All six posts of this 6-part series are now available:
Part 1: Building Open, Multi-Engine Lakehouse with S3 and Python
Part 2: How Iceberg stores table data and metadata
Part 3: Picking Snowflake Open Catalog as a managed Iceberg catalog
Part 4: How to create S3 buckets to store your lakehouse
Part 5: How to set up a managed Iceberg catalog using Snowflake Open Catalog
Part 6: How to write Iceberg tables using PyArrow and analyze them using Polars
We aim to use Python (and Python libraries like PyIceberg, PyArrow, and Polars) as the main query engine for our lakehouse but allowing other engines like Spark and DuckDB too. A central component of an Iceberg lakehouse is an Iceberg catalog, which coordinates the various engines that will work on our data. For our Iceberg catalog, we prefer using managed services over self-managed servers.
In our previous post, we reviewed the available Iceberg catalogs and decided to try Snowflake's Open Catalog. In this post, we walk you through setting it up.
Here is what we will do:
Create a new Snowflake Open Catalog account
Create a managed Iceberg catalog
Set up Python application access to the Iceberg catalog
Manage permissions in the Iceberg catalog
Create a new account in Snowflake’s Open Catalog service
First, create a new account with the Snowflake Open Catalog managed service by following this guide. The UI of Open Catalog looks suspiciously similar to a regular Snowflake UI, except that you don't see any of the data warehouse functionality.
You should place the Open Catalog account in the cloud and the region where your Iceberg tables will reside. This post of our series discusses creating S3 buckets for the lakehouse table.
Note the locator URL of your account. In our case, it looks like https://<xyz>.eu-central-1.snowflakecomputing.com
After this year's "Security Incident", Snowflake is serious about security, so they will first recommend enrolling your users into Multi-Factor Authentication (MFA) and setting up network policies to restrict access to the catalog. Network policies are based on IP ranges, just like how you secure your VPCs on Amazon. We will let you decide when you want to add these network access policies - now or after you go through the rest of this tutorial.
Create a managed Iceberg catalog
In the next step, create a new Iceberg catalog in the Open Catalog account.
This Snowflake guide explains it best, but we also wanted to share a few observations.
By the end of that process, you will have:
1. An AWS IAM Policy that controls access to your S3 lakehouse bucket. We called it "peach_lake_open_catalog_access" because our lakehouse is called "peach_lake."
2. A new IAM Role with an external ID that the Snowflake catalog will use to access AWS resources.
For example, we called our artifacts:
External ID: peach_lake_open_catalog_external_id
IAM Role Name: peach_lake_open_catalog_role
ARN of our role "arn:aws:iam::1234567890:role/peach_lake_open_catalog_role"
3. A new Iceberg catalog in your Open Catalog account.
In our case, we called the catalog "peach_lake_open_catalog."
As you go through this last step, you will enter the S3 URI of your lakehouse storage bucket here.
4. Open Catalog will create a new IAM User (in their own AWS account, not in your account!). You will then establish a Trust Policy allowing this Snowflake user to assume the role you created in your account ("peach_lake_open_catalog_role") and, therefore, access objects in your S3 bucket.
One more time. An IAM user in Snowflake's AWS account will assume the role in your AWS account, allowing Snowflake to manage the data in your S3 bucket. This is how the Snowflake-managed service can do what it is supposed to do. Now you know how the sausage is being made.
Set up your Python application’s access to the Iceberg catalog
In this step, the Open Catalog UI confused us quite a bit.

_ROWS:_

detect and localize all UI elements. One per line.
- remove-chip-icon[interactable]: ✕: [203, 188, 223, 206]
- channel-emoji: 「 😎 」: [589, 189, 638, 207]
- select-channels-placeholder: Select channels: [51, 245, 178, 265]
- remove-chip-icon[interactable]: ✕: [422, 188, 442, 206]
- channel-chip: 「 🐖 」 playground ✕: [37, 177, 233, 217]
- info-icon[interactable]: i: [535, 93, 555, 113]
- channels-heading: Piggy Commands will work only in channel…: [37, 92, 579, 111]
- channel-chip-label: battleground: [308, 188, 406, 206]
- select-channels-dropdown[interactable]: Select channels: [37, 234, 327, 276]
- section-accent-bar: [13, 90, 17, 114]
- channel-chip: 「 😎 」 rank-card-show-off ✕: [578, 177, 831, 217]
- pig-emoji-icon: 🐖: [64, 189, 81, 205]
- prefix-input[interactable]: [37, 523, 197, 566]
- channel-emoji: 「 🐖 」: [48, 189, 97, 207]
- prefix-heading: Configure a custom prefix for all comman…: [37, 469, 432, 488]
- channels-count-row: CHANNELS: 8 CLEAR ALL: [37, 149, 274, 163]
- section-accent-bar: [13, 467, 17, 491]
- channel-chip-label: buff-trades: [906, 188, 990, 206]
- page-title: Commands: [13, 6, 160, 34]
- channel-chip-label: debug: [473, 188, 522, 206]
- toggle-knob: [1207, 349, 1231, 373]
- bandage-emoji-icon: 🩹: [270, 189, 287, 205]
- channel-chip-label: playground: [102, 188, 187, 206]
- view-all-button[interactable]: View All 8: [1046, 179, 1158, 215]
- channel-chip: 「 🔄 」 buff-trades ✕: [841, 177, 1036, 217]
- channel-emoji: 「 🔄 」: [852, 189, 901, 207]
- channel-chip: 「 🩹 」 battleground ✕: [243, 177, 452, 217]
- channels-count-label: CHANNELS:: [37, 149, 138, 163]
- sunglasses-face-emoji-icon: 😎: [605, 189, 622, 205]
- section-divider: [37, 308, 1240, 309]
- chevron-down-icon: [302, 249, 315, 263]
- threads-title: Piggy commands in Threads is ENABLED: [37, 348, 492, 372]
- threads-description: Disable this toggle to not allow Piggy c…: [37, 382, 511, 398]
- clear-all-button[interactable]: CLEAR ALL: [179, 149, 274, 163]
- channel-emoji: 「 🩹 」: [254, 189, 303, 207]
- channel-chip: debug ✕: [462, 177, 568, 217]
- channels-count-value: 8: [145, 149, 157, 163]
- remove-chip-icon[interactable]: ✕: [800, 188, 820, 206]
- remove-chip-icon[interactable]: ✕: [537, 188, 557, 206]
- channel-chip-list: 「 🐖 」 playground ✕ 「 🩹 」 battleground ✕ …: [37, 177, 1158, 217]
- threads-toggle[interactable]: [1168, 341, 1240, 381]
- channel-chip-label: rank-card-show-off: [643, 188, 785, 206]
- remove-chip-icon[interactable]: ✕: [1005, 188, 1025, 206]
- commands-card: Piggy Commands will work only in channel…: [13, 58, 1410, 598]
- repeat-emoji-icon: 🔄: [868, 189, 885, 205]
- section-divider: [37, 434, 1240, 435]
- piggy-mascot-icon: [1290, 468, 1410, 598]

_GIVEN REQUEST A:_ In the Open Catalog walkthrough, extract the part that opens with the words containing "This Snowflake guide" and closes with "access AWS resources.".
_GIVEN REQUEST B:_ According to the Open Catalog walkthrough, why is a Trust Policy set up for the IAM user that Open Catalog creates?
Work from the Open Catalog walkthrough alone, not from the items.

_TASK RESULT A:_
This Snowflake guide explains it best, but we also wanted to share a few observations.
By the end of that process, you will have:
1. An AWS IAM Policy that controls access to your S3 lakehouse bucket. We called it "peach_lake_open_catalog_access" because our lakehouse is called "peach_lake."
2. A new IAM Role with an external ID that the Snowflake catalog will use to access AWS resources.

_TASK RESULT B:_ The Trust Policy allows that IAM user, which lives in Snowflake's own AWS account, to assume the role created in your account ("peach_lake_open_catalog_role"). Through that role, Snowflake can access and manage the objects in your S3 bucket, which is how the managed service does its job.